begin MATERIAL

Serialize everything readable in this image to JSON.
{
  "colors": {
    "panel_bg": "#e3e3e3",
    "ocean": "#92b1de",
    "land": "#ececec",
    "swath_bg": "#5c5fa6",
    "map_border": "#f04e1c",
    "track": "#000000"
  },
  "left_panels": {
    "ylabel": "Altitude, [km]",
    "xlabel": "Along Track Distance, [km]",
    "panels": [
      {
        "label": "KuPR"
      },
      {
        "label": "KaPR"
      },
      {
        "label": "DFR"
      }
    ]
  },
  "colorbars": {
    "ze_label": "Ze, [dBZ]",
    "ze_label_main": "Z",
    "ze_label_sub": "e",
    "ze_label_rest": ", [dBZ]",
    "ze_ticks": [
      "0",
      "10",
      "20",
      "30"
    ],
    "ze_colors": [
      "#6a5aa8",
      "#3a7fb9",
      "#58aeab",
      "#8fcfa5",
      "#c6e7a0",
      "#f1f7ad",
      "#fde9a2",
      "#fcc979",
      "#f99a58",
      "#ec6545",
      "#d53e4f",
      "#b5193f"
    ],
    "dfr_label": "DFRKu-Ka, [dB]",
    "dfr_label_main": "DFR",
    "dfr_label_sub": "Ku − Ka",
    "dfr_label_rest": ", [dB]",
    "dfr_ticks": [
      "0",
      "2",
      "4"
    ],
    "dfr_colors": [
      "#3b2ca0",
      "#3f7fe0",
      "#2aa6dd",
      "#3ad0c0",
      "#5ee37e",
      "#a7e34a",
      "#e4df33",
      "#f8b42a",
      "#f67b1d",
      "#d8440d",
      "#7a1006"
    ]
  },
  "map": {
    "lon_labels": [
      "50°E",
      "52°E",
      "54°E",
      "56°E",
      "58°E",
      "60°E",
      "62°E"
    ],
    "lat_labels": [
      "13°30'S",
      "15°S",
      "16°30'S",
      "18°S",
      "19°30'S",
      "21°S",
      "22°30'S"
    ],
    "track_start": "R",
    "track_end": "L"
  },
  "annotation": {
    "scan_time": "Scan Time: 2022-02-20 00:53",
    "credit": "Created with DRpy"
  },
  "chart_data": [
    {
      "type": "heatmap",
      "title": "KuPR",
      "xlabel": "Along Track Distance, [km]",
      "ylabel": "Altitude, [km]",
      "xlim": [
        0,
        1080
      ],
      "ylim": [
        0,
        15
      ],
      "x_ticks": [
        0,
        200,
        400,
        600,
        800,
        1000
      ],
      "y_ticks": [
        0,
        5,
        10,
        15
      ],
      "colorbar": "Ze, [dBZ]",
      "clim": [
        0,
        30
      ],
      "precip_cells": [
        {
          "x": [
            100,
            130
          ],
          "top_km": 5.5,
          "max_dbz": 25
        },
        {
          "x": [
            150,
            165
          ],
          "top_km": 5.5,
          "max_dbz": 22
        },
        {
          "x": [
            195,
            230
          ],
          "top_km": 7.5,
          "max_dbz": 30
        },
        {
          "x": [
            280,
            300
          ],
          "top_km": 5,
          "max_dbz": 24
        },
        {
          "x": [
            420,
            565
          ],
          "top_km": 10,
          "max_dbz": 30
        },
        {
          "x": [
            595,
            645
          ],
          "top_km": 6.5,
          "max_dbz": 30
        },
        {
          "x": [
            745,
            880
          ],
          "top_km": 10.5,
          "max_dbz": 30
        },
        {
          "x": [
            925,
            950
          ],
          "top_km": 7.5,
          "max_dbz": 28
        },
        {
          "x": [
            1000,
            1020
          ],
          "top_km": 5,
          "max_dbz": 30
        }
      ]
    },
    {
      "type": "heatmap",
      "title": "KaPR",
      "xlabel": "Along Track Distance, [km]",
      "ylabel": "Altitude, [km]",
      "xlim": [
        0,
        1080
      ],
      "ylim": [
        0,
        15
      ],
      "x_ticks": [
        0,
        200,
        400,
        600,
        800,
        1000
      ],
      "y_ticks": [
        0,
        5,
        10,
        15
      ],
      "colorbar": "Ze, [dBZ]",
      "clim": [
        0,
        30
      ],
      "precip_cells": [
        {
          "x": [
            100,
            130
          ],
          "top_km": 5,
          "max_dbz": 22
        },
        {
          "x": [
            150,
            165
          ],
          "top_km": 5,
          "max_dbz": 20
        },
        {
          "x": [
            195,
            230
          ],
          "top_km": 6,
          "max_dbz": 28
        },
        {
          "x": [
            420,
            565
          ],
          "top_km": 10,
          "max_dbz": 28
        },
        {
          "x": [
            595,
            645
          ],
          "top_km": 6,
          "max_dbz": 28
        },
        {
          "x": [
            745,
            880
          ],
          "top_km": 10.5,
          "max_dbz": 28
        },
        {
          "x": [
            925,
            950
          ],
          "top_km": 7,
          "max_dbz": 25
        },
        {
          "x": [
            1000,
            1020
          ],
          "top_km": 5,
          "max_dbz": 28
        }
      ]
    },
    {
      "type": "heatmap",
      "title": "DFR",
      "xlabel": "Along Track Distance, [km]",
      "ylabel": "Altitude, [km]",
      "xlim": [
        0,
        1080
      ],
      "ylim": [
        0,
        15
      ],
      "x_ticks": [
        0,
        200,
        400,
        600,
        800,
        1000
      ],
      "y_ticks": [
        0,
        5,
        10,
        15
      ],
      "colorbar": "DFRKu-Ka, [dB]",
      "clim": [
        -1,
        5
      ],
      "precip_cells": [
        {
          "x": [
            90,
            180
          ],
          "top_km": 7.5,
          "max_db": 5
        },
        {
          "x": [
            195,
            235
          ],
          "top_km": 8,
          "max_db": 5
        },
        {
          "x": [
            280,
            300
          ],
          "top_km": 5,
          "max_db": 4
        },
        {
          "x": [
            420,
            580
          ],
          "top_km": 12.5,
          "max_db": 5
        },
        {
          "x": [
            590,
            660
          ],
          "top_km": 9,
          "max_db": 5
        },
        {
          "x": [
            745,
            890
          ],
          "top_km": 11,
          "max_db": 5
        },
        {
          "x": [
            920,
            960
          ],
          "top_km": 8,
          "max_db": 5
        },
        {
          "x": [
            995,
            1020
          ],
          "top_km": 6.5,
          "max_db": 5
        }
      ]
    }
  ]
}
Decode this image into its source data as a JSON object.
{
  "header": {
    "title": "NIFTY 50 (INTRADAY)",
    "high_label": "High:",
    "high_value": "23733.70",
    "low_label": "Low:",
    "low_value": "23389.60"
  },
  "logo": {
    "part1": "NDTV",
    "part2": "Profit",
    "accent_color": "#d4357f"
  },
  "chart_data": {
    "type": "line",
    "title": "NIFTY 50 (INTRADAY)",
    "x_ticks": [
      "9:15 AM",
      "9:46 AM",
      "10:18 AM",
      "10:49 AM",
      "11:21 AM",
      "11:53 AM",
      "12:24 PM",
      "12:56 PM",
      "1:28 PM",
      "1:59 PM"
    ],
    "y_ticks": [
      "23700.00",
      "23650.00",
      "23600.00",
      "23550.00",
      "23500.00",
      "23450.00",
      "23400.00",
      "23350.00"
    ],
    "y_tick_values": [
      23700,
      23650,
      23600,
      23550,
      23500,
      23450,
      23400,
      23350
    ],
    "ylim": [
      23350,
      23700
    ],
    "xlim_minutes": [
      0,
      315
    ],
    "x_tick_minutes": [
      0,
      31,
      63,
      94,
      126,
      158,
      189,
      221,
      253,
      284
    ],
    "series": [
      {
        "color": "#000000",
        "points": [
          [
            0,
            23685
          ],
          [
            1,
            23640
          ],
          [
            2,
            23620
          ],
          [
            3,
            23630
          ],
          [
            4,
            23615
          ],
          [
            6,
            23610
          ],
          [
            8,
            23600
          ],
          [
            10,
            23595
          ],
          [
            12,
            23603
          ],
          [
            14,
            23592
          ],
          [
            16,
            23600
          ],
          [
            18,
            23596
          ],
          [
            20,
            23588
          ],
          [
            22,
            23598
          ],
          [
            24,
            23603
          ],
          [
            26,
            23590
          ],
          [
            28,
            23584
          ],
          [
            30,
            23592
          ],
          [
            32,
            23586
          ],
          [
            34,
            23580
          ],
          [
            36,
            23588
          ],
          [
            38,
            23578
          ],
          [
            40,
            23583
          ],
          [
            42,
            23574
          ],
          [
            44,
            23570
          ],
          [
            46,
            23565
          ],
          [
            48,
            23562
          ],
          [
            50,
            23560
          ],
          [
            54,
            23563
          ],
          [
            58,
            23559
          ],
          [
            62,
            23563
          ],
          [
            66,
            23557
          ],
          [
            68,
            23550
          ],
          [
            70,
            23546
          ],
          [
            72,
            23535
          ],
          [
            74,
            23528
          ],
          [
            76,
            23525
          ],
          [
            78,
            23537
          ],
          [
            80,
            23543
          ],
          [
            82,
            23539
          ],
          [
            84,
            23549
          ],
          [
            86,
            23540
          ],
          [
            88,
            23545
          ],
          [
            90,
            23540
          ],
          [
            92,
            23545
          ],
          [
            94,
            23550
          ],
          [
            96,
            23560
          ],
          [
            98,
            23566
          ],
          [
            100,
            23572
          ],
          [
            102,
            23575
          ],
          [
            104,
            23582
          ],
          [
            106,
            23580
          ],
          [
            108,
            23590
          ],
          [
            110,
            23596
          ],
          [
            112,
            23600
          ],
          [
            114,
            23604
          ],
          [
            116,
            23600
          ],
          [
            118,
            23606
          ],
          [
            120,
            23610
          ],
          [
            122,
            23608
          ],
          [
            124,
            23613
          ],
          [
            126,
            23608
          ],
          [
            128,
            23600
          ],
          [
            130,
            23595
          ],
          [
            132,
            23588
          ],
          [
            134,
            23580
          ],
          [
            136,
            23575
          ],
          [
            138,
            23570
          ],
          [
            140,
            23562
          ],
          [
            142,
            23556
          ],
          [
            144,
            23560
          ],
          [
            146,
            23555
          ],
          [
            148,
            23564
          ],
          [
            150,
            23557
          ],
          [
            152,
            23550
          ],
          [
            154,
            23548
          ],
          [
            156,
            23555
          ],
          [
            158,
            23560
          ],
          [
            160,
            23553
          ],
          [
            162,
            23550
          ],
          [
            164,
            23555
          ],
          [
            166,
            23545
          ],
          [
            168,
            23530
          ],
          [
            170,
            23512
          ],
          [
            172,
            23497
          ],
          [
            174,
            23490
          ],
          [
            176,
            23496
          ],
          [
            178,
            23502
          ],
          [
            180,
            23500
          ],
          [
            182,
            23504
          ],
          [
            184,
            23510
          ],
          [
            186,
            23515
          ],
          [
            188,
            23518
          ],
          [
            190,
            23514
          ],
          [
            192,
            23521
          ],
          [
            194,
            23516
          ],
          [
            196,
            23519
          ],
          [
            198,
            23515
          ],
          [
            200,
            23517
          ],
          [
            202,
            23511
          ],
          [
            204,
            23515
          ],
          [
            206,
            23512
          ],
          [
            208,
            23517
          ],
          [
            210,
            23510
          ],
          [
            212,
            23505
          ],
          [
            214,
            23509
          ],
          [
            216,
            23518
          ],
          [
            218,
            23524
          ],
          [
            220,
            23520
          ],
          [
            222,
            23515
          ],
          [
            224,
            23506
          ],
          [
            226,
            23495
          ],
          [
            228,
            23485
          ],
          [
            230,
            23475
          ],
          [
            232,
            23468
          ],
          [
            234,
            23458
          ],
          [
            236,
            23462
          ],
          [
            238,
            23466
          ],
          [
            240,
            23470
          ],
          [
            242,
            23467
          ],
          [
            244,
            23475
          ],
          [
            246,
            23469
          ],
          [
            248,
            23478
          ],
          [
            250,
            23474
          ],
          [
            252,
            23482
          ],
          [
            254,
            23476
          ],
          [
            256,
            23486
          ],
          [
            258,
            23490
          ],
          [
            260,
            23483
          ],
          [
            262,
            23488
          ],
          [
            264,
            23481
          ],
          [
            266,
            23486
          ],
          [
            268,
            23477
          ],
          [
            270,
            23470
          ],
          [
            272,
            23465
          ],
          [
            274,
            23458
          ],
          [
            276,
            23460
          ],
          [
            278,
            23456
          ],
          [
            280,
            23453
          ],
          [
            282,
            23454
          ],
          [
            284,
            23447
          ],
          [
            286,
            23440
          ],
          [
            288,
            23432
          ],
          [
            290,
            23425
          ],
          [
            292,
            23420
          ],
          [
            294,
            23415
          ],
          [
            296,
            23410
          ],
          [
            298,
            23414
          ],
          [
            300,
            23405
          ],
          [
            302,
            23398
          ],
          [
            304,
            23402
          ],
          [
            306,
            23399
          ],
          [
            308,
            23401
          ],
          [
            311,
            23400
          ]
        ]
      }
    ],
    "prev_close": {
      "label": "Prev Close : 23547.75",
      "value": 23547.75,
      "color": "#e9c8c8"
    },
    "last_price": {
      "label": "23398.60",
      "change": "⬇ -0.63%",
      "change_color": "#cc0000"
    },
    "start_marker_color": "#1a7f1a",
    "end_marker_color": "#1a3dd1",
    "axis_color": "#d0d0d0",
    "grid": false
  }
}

end MATERIAL

— TASK DESCRIPTION —
Check each line of the entries above for the word "this". List the ones that have it.

— RESULT OF THE EXERCISE —
Serialize everything readable in this image to JSON.
Decode this image into its source data as a JSON object.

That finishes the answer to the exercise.